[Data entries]
* * * * * * *
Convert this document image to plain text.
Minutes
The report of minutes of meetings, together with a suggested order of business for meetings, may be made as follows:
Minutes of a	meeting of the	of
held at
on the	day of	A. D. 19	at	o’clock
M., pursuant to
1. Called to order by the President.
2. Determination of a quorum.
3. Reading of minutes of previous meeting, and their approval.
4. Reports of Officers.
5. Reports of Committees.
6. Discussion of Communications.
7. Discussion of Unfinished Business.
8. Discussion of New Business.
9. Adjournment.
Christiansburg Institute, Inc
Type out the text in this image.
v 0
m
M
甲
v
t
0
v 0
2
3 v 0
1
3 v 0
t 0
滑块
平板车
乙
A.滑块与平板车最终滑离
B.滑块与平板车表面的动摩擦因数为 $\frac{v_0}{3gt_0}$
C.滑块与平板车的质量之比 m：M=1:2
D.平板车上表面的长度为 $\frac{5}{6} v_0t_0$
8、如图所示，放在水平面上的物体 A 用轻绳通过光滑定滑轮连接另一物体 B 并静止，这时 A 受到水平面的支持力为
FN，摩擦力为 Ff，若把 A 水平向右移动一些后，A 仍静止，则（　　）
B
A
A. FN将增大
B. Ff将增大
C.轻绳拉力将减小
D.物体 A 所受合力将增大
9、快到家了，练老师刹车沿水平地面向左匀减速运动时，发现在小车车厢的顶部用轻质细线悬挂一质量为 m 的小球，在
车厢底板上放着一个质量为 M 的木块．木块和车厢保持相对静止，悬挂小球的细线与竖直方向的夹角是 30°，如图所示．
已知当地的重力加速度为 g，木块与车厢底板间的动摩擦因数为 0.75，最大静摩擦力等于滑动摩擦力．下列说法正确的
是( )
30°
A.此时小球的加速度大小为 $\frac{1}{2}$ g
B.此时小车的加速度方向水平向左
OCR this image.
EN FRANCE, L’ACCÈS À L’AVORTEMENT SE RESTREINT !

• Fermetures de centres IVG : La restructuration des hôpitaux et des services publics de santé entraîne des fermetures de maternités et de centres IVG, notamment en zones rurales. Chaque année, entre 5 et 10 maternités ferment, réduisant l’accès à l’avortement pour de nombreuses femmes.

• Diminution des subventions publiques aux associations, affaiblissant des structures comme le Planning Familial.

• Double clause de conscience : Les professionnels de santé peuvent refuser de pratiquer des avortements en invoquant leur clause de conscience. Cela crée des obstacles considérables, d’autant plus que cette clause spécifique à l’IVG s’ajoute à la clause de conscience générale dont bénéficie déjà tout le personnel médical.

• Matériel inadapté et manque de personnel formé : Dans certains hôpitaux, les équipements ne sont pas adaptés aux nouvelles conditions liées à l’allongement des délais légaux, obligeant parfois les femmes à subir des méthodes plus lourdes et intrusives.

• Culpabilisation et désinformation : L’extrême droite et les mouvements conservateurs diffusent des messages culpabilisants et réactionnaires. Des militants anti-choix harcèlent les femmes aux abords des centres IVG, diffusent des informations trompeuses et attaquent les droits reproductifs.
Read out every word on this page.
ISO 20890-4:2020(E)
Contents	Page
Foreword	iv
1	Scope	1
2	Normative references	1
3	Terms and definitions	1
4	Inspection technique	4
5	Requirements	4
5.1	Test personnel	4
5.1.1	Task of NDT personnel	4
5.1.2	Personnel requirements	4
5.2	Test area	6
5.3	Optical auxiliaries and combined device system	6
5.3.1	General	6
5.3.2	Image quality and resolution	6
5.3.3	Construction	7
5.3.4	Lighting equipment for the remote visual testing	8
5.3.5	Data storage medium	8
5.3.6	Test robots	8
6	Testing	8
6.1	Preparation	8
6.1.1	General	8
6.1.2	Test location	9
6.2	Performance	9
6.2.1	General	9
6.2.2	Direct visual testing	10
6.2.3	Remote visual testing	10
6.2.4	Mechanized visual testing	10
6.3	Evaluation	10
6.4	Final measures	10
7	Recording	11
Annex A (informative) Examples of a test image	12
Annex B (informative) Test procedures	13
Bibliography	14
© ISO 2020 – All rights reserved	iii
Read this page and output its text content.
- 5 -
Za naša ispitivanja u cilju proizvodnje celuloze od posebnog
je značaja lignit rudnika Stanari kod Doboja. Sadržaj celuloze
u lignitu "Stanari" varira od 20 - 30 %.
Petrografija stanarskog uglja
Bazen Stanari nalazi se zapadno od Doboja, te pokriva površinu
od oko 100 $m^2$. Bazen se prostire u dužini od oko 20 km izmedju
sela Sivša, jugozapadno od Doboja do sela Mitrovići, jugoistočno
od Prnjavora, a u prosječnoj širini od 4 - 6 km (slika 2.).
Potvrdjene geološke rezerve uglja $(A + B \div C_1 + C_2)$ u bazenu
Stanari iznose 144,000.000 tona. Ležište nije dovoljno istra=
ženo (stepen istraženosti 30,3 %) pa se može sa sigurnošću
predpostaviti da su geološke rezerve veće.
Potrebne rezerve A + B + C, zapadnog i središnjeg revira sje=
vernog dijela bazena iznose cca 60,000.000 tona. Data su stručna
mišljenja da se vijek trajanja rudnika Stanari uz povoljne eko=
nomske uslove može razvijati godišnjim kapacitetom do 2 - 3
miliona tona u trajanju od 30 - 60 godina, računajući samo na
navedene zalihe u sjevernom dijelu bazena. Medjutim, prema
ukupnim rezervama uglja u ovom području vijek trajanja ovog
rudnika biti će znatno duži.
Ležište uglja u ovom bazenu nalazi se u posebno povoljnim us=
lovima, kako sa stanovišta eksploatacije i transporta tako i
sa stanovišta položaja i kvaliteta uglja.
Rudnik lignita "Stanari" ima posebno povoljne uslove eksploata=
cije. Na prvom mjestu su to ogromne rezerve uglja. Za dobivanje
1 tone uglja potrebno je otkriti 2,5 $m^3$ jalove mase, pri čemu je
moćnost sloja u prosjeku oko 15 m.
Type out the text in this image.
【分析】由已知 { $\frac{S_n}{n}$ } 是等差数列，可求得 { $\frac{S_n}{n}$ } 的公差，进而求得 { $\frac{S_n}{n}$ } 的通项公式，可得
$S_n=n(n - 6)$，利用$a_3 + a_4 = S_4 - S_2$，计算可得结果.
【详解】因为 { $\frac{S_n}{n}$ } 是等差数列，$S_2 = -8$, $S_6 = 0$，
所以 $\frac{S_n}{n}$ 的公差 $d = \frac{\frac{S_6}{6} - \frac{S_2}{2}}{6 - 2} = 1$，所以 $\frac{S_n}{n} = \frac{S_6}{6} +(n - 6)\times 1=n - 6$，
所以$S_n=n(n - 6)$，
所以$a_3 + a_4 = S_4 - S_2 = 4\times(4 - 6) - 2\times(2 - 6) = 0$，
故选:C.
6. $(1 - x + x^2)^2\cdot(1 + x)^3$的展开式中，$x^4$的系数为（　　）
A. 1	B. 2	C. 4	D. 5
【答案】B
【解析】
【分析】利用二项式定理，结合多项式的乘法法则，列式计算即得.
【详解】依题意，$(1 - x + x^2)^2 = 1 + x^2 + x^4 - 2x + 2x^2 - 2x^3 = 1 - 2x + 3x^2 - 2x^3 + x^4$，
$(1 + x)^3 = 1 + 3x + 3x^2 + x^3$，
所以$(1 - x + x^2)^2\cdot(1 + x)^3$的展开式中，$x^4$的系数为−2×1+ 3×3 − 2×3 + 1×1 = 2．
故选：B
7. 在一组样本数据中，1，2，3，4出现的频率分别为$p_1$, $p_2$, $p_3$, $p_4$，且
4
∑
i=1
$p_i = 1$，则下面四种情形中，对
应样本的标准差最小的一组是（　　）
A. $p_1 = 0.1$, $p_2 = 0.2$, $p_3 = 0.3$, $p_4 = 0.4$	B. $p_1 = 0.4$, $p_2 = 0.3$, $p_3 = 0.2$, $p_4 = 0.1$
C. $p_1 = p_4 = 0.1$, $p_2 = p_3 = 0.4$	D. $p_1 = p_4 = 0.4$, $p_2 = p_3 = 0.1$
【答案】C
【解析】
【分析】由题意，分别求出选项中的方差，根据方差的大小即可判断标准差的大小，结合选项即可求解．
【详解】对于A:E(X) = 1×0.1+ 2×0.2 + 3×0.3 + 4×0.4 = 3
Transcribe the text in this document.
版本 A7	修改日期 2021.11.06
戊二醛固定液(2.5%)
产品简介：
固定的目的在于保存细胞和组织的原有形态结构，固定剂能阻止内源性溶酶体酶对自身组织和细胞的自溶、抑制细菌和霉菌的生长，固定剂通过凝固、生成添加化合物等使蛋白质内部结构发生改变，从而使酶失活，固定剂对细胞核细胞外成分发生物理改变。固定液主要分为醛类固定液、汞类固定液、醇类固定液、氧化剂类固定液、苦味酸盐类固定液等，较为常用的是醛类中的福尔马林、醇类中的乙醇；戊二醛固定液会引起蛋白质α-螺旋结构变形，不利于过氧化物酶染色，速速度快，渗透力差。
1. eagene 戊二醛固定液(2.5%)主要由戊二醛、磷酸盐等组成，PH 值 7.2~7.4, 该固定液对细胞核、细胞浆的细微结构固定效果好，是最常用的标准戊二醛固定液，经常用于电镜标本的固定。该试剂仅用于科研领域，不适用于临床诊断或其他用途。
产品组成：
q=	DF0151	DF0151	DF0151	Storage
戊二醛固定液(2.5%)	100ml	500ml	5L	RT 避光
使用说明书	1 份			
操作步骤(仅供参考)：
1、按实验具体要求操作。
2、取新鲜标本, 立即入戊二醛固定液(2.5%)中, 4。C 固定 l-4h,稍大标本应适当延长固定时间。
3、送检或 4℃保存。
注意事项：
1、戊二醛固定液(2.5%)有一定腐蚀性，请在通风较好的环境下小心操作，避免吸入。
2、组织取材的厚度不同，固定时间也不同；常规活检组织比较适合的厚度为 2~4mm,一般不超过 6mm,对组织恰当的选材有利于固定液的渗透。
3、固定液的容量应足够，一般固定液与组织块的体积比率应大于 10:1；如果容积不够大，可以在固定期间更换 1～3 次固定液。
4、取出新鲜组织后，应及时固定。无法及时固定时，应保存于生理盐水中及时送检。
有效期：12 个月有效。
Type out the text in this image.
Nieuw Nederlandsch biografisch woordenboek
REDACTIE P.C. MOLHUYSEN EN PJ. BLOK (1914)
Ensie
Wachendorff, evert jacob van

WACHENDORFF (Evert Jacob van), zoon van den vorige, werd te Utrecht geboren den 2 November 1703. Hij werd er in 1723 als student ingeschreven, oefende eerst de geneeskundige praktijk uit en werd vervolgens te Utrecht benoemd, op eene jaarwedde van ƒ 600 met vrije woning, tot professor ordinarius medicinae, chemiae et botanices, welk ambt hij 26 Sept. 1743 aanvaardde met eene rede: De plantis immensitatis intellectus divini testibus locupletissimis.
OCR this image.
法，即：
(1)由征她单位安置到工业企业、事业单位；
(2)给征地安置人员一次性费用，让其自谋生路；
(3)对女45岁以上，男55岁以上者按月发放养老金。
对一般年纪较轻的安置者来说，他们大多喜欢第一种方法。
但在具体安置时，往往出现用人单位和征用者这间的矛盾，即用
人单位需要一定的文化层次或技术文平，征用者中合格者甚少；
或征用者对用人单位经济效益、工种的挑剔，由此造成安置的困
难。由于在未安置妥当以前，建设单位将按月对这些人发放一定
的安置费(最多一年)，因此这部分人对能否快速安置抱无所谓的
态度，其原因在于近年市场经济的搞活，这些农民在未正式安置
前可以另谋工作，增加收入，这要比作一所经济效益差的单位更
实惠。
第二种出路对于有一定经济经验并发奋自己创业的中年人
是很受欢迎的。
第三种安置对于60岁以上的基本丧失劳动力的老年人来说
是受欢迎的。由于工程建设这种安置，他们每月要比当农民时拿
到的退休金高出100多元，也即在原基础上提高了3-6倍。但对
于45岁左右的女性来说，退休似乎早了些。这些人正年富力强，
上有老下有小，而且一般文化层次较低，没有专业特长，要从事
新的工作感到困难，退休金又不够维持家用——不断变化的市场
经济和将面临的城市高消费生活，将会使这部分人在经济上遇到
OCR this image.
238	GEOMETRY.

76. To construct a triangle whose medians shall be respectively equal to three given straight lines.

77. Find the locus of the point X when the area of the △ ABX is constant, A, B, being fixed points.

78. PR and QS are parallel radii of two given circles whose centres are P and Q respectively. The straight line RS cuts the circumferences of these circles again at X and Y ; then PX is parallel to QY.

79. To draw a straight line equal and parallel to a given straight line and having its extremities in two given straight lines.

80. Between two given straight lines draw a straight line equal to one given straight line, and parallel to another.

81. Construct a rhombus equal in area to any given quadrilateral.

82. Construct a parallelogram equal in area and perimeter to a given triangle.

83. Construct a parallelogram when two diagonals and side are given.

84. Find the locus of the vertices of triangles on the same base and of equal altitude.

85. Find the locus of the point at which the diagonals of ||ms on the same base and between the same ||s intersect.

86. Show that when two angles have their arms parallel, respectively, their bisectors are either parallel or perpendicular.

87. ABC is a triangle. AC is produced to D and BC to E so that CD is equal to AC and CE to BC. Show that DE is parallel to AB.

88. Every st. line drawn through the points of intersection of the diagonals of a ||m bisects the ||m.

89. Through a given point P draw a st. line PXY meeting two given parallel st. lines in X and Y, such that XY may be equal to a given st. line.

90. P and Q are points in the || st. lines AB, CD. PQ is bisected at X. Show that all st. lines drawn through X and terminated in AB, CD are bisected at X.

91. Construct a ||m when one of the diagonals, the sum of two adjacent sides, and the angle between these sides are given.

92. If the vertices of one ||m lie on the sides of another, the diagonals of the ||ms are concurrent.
* * * * * * *
TASK TO COMPLETE: Look through the entries above for the word "whose". Copy every line where it shows up.

OUTPUT OF THE EXERCISE:
76. To construct a triangle whose medians shall be respectively equal to three given straight lines.
78. PR and QS are parallel radii of two given circles whose centres are P and Q respectively. The straight line RS cuts the circumferences of these circles again at X and Y ; then PX is parallel to QY.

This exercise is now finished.